### Work to complete
Write every line out verbatim and omit the pictures.
─── Data excerpts ───
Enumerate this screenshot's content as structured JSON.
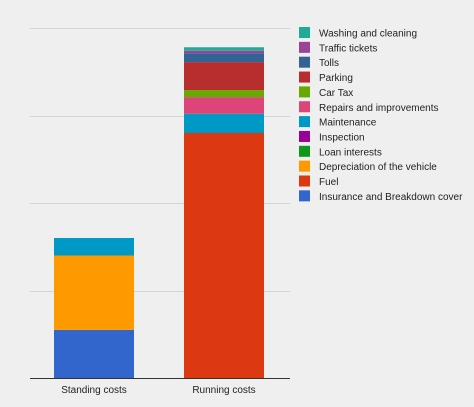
{
  "chart_data": {
    "type": "bar",
    "stacked": true,
    "categories": [
      "Standing costs",
      "Running costs"
    ],
    "ylim": [
      0,
      4000
    ],
    "grid": true,
    "legend_position": "right",
    "series": [
      {
        "name": "Insurance and Breakdown cover",
        "color": "#3366cc",
        "values": [
          550,
          0
        ]
      },
      {
        "name": "Fuel",
        "color": "#dc3912",
        "values": [
          0,
          2800
        ]
      },
      {
        "name": "Depreciation of the vehicle",
        "color": "#ff9900",
        "values": [
          850,
          0
        ]
      },
      {
        "name": "Loan interests",
        "color": "#109618",
        "values": [
          0,
          0
        ]
      },
      {
        "name": "Inspection",
        "color": "#990099",
        "values": [
          0,
          0
        ]
      },
      {
        "name": "Maintenance",
        "color": "#0099c6",
        "values": [
          200,
          220
        ]
      },
      {
        "name": "Repairs and improvements",
        "color": "#dd4477",
        "values": [
          0,
          190
        ]
      },
      {
        "name": "Car Tax",
        "color": "#66aa00",
        "values": [
          0,
          80
        ]
      },
      {
        "name": "Parking",
        "color": "#b82e2e",
        "values": [
          0,
          320
        ]
      },
      {
        "name": "Tolls",
        "color": "#316395",
        "values": [
          0,
          100
        ]
      },
      {
        "name": "Traffic tickets",
        "color": "#994499",
        "values": [
          0,
          30
        ]
      },
      {
        "name": "Washing and cleaning",
        "color": "#22aa99",
        "values": [
          0,
          40
        ]
      }
    ],
    "legend_order": [
      "Washing and cleaning",
      "Traffic tickets",
      "Tolls",
      "Parking",
      "Car Tax",
      "Repairs and improvements",
      "Maintenance",
      "Inspection",
      "Loan interests",
      "Depreciation of the vehicle",
      "Fuel",
      "Insurance and Breakdown cover"
    ]
  }
}
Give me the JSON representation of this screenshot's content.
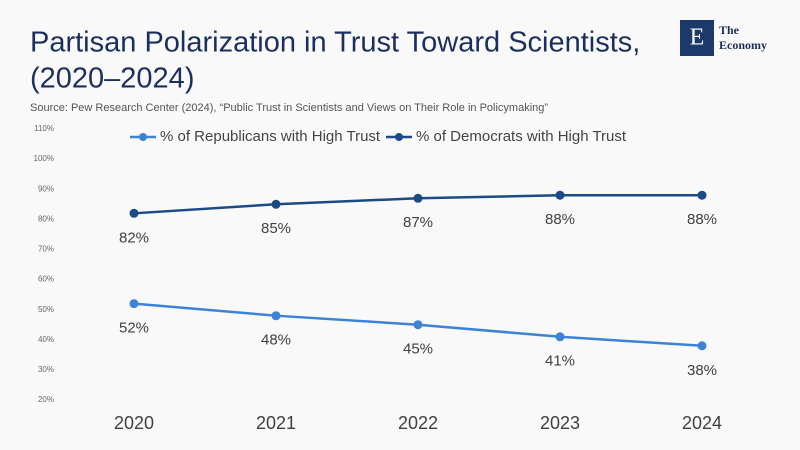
{
  "header": {
    "title": [
      "Partisan Polarization in Trust Toward Scientists,",
      "(2020–2024)"
    ],
    "source": "Source:  Pew Research Center (2024), “Public Trust in Scientists and Views on Their Role in Policymaking”",
    "logo": {
      "mark": "E",
      "text": [
        "The",
        "Economy"
      ]
    }
  },
  "chart_data": {
    "type": "line",
    "categories": [
      "2020",
      "2021",
      "2022",
      "2023",
      "2024"
    ],
    "series": [
      {
        "name": "% of Republicans with High Trust",
        "color": "#3c83d6",
        "values": [
          52,
          48,
          45,
          41,
          38
        ],
        "value_labels": [
          "52%",
          "48%",
          "45%",
          "41%",
          "38%"
        ]
      },
      {
        "name": "% of Democrats with High Trust",
        "color": "#1b4a86",
        "values": [
          82,
          85,
          87,
          88,
          88
        ],
        "value_labels": [
          "82%",
          "85%",
          "87%",
          "88%",
          "88%"
        ]
      }
    ],
    "ylim": [
      20,
      110
    ],
    "yticks": [
      {
        "value": 20,
        "label": "20%"
      },
      {
        "value": 30,
        "label": "30%"
      },
      {
        "value": 40,
        "label": "40%"
      },
      {
        "value": 50,
        "label": "50%"
      },
      {
        "value": 60,
        "label": "60%"
      },
      {
        "value": 70,
        "label": "70%"
      },
      {
        "value": 80,
        "label": "80%"
      },
      {
        "value": 90,
        "label": "90%"
      },
      {
        "value": 100,
        "label": "100%"
      },
      {
        "value": 110,
        "label": "110%"
      }
    ],
    "grid": false,
    "legend": "top"
  }
}
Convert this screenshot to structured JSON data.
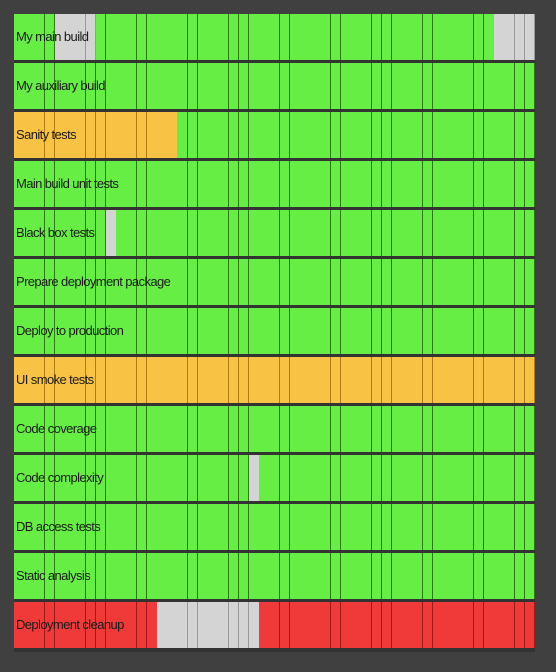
{
  "colors": {
    "pass": "#66ee44",
    "warning": "#f8c244",
    "fail": "#f03a3a",
    "unknown": "#d4d4d4",
    "background": "#404040",
    "cell_divider": "#2e7a12"
  },
  "history_length": 51,
  "rows": [
    {
      "label": "My main build",
      "status": "pass",
      "exceptions": [
        {
          "from": 4,
          "to": 7,
          "status": "unknown"
        },
        {
          "from": 47,
          "to": 50,
          "status": "unknown"
        }
      ]
    },
    {
      "label": "My auxiliary build",
      "status": "pass",
      "exceptions": []
    },
    {
      "label": "Sanity tests",
      "status": "pass",
      "exceptions": [
        {
          "from": 0,
          "to": 15,
          "status": "warning"
        }
      ]
    },
    {
      "label": "Main build unit tests",
      "status": "pass",
      "exceptions": []
    },
    {
      "label": "Black box tests",
      "status": "pass",
      "exceptions": [
        {
          "from": 9,
          "to": 9,
          "status": "unknown"
        }
      ]
    },
    {
      "label": "Prepare deployment package",
      "status": "pass",
      "exceptions": []
    },
    {
      "label": "Deploy to production",
      "status": "pass",
      "exceptions": []
    },
    {
      "label": "UI smoke tests",
      "status": "warning",
      "exceptions": []
    },
    {
      "label": "Code coverage",
      "status": "pass",
      "exceptions": []
    },
    {
      "label": "Code complexity",
      "status": "pass",
      "exceptions": [
        {
          "from": 23,
          "to": 23,
          "status": "unknown"
        }
      ]
    },
    {
      "label": "DB access tests",
      "status": "pass",
      "exceptions": []
    },
    {
      "label": "Static analysis",
      "status": "pass",
      "exceptions": []
    },
    {
      "label": "Deployment cleanup",
      "status": "fail",
      "exceptions": [
        {
          "from": 14,
          "to": 23,
          "status": "unknown"
        }
      ]
    }
  ]
}
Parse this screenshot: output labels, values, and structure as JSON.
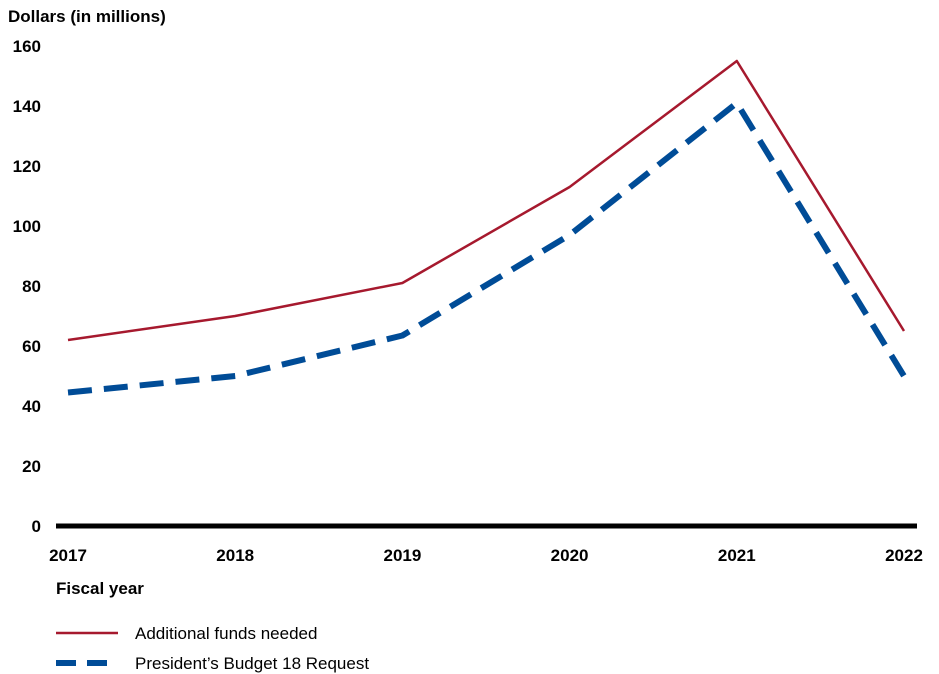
{
  "chart_data": {
    "type": "line",
    "ylabel": "Dollars (in millions)",
    "xlabel": "Fiscal year",
    "categories": [
      "2017",
      "2018",
      "2019",
      "2020",
      "2021",
      "2022"
    ],
    "yticks": [
      "0",
      "20",
      "40",
      "60",
      "80",
      "100",
      "120",
      "140",
      "160"
    ],
    "ylim": [
      0,
      160
    ],
    "grid": false,
    "legend_position": "bottom-left",
    "series": [
      {
        "name": "Additional funds needed",
        "values": [
          62,
          70,
          81,
          113,
          155,
          65
        ],
        "color": "#A6192E",
        "style": "solid"
      },
      {
        "name": "President’s Budget 18 Request",
        "values": [
          44.5,
          50,
          63.5,
          97,
          141,
          50
        ],
        "color": "#004C97",
        "style": "dashed"
      }
    ]
  }
}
───
### Solution to the problem
Enumerate this screenshot's content as structured JSON.
{
  "chart_data": {
    "type": "bar",
    "stacked": true,
    "categories": [
      "Standing costs",
      "Running costs"
    ],
    "ylim": [
      0,
      4000
    ],
    "grid": true,
    "legend_position": "right",
    "series": [
      {
        "name": "Insurance and Breakdown cover",
        "color": "#3366cc",
        "values": [
          550,
          0
        ]
      },
      {
        "name": "Fuel",
        "color": "#dc3912",
        "values": [
          0,
          2800
        ]
      },
      {
        "name": "Depreciation of the vehicle",
        "color": "#ff9900",
        "values": [
          850,
          0
        ]
      },
      {
        "name": "Loan interests",
        "color": "#109618",
        "values": [
          0,
          0
        ]
      },
      {
        "name": "Inspection",
        "color": "#990099",
        "values": [
          0,
          0
        ]
      },
      {
        "name": "Maintenance",
        "color": "#0099c6",
        "values": [
          200,
          220
        ]
      },
      {
        "name": "Repairs and improvements",
        "color": "#dd4477",
        "values": [
          0,
          190
        ]
      },
      {
        "name": "Car Tax",
        "color": "#66aa00",
        "values": [
          0,
          80
        ]
      },
      {
        "name": "Parking",
        "color": "#b82e2e",
        "values": [
          0,
          320
        ]
      },
      {
        "name": "Tolls",
        "color": "#316395",
        "values": [
          0,
          100
        ]
      },
      {
        "name": "Traffic tickets",
        "color": "#994499",
        "values": [
          0,
          30
        ]
      },
      {
        "name": "Washing and cleaning",
        "color": "#22aa99",
        "values": [
          0,
          40
        ]
      }
    ],
    "legend_order": [
      "Washing and cleaning",
      "Traffic tickets",
      "Tolls",
      "Parking",
      "Car Tax",
      "Repairs and improvements",
      "Maintenance",
      "Inspection",
      "Loan interests",
      "Depreciation of the vehicle",
      "Fuel",
      "Insurance and Breakdown cover"
    ]
  }
}
Give me the JSON representation of this screenshot's content.
{
  "header": {
    "title": [
      "Partisan Polarization in Trust Toward Scientists,",
      "(2020–2024)"
    ],
    "source": "Source:  Pew Research Center (2024), “Public Trust in Scientists and Views on Their Role in Policymaking”",
    "logo": {
      "mark": "E",
      "text": [
        "The",
        "Economy"
      ]
    }
  },
  "chart_data": {
    "type": "line",
    "categories": [
      "2020",
      "2021",
      "2022",
      "2023",
      "2024"
    ],
    "series": [
      {
        "name": "% of Republicans with High Trust",
        "color": "#3c83d6",
        "values": [
          52,
          48,
          45,
          41,
          38
        ],
        "value_labels": [
          "52%",
          "48%",
          "45%",
          "41%",
          "38%"
        ]
      },
      {
        "name": "% of Democrats with High Trust",
        "color": "#1b4a86",
        "values": [
          82,
          85,
          87,
          88,
          88
        ],
        "value_labels": [
          "82%",
          "85%",
          "87%",
          "88%",
          "88%"
        ]
      }
    ],
    "ylim": [
      20,
      110
    ],
    "yticks": [
      {
        "value": 20,
        "label": "20%"
      },
      {
        "value": 30,
        "label": "30%"
      },
      {
        "value": 40,
        "label": "40%"
      },
      {
        "value": 50,
        "label": "50%"
      },
      {
        "value": 60,
        "label": "60%"
      },
      {
        "value": 70,
        "label": "70%"
      },
      {
        "value": 80,
        "label": "80%"
      },
      {
        "value": 90,
        "label": "90%"
      },
      {
        "value": 100,
        "label": "100%"
      },
      {
        "value": 110,
        "label": "110%"
      }
    ],
    "grid": false,
    "legend": "top"
  }
}
Convert this screenshot to structured JSON data.
{
  "colors": {
    "pass": "#66ee44",
    "warning": "#f8c244",
    "fail": "#f03a3a",
    "unknown": "#d4d4d4",
    "background": "#404040",
    "cell_divider": "#2e7a12"
  },
  "history_length": 51,
  "rows": [
    {
      "label": "My main build",
      "status": "pass",
      "exceptions": [
        {
          "from": 4,
          "to": 7,
          "status": "unknown"
        },
        {
          "from": 47,
          "to": 50,
          "status": "unknown"
        }
      ]
    },
    {
      "label": "My auxiliary build",
      "status": "pass",
      "exceptions": []
    },
    {
      "label": "Sanity tests",
      "status": "pass",
      "exceptions": [
        {
          "from": 0,
          "to": 15,
          "status": "warning"
        }
      ]
    },
    {
      "label": "Main build unit tests",
      "status": "pass",
      "exceptions": []
    },
    {
      "label": "Black box tests",
      "status": "pass",
      "exceptions": [
        {
          "from": 9,
          "to": 9,
          "status": "unknown"
        }
      ]
    },
    {
      "label": "Prepare deployment package",
      "status": "pass",
      "exceptions": []
    },
    {
      "label": "Deploy to production",
      "status": "pass",
      "exceptions": []
    },
    {
      "label": "UI smoke tests",
      "status": "warning",
      "exceptions": []
    },
    {
      "label": "Code coverage",
      "status": "pass",
      "exceptions": []
    },
    {
      "label": "Code complexity",
      "status": "pass",
      "exceptions": [
        {
          "from": 23,
          "to": 23,
          "status": "unknown"
        }
      ]
    },
    {
      "label": "DB access tests",
      "status": "pass",
      "exceptions": []
    },
    {
      "label": "Static analysis",
      "status": "pass",
      "exceptions": []
    },
    {
      "label": "Deployment cleanup",
      "status": "fail",
      "exceptions": [
        {
          "from": 14,
          "to": 23,
          "status": "unknown"
        }
      ]
    }
  ]
}
Parse this screenshot: output labels, values, and structure as JSON.
{
  "chart_data": {
    "type": "line",
    "ylabel": "Dollars (in millions)",
    "xlabel": "Fiscal year",
    "categories": [
      "2017",
      "2018",
      "2019",
      "2020",
      "2021",
      "2022"
    ],
    "yticks": [
      "0",
      "20",
      "40",
      "60",
      "80",
      "100",
      "120",
      "140",
      "160"
    ],
    "ylim": [
      0,
      160
    ],
    "grid": false,
    "legend_position": "bottom-left",
    "series": [
      {
        "name": "Additional funds needed",
        "values": [
          62,
          70,
          81,
          113,
          155,
          65
        ],
        "color": "#A6192E",
        "style": "solid"
      },
      {
        "name": "President’s Budget 18 Request",
        "values": [
          44.5,
          50,
          63.5,
          97,
          141,
          50
        ],
        "color": "#004C97",
        "style": "dashed"
      }
    ]
  }
}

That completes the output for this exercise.